**Task inputs**
───
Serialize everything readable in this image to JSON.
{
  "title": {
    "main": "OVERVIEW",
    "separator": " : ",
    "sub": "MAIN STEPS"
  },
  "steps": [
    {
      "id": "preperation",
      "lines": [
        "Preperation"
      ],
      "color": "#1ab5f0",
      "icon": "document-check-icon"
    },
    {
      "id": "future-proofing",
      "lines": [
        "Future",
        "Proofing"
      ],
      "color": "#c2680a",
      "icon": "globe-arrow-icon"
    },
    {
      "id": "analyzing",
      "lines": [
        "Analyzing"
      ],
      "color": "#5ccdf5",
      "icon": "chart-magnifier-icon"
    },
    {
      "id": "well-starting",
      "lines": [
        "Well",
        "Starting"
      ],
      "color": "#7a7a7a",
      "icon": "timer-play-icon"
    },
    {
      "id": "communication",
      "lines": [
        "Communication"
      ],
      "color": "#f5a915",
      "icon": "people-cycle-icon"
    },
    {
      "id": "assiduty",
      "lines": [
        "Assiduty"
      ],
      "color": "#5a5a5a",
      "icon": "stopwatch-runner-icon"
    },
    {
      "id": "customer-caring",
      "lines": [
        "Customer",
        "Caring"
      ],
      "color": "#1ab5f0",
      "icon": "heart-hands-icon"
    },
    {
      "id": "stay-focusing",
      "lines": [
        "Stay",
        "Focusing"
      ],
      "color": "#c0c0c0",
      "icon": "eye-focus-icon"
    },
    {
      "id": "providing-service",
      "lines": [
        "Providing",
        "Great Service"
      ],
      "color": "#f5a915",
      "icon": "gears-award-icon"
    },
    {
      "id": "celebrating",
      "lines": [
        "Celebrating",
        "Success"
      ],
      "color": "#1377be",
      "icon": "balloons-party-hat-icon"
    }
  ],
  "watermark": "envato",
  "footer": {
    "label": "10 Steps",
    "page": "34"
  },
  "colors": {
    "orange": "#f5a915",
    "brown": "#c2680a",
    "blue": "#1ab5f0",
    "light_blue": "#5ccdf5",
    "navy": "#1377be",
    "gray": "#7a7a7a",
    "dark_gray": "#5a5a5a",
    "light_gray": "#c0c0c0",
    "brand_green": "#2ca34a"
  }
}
───
**Stated problem**
Please give back all of the records exactly as written.

**Reply**
Serialize everything readable in this image to JSON.
{
  "title": {
    "main": "OVERVIEW",
    "separator": " : ",
    "sub": "MAIN STEPS"
  },
  "steps": [
    {
      "id": "preperation",
      "lines": [
        "Preperation"
      ],
      "color": "#1ab5f0",
      "icon": "document-check-icon"
    },
    {
      "id": "future-proofing",
      "lines": [
        "Future",
        "Proofing"
      ],
      "color": "#c2680a",
      "icon": "globe-arrow-icon"
    },
    {
      "id": "analyzing",
      "lines": [
        "Analyzing"
      ],
      "color": "#5ccdf5",
      "icon": "chart-magnifier-icon"
    },
    {
      "id": "well-starting",
      "lines": [
        "Well",
        "Starting"
      ],
      "color": "#7a7a7a",
      "icon": "timer-play-icon"
    },
    {
      "id": "communication",
      "lines": [
        "Communication"
      ],
      "color": "#f5a915",
      "icon": "people-cycle-icon"
    },
    {
      "id": "assiduty",
      "lines": [
        "Assiduty"
      ],
      "color": "#5a5a5a",
      "icon": "stopwatch-runner-icon"
    },
    {
      "id": "customer-caring",
      "lines": [
        "Customer",
        "Caring"
      ],
      "color": "#1ab5f0",
      "icon": "heart-hands-icon"
    },
    {
      "id": "stay-focusing",
      "lines": [
        "Stay",
        "Focusing"
      ],
      "color": "#c0c0c0",
      "icon": "eye-focus-icon"
    },
    {
      "id": "providing-service",
      "lines": [
        "Providing",
        "Great Service"
      ],
      "color": "#f5a915",
      "icon": "gears-award-icon"
    },
    {
      "id": "celebrating",
      "lines": [
        "Celebrating",
        "Success"
      ],
      "color": "#1377be",
      "icon": "balloons-party-hat-icon"
    }
  ],
  "watermark": "envato",
  "footer": {
    "label": "10 Steps",
    "page": "34"
  },
  "colors": {
    "orange": "#f5a915",
    "brown": "#c2680a",
    "blue": "#1ab5f0",
    "light_blue": "#5ccdf5",
    "navy": "#1377be",
    "gray": "#7a7a7a",
    "dark_gray": "#5a5a5a",
    "light_gray": "#c0c0c0",
    "brand_green": "#2ca34a"
  }
}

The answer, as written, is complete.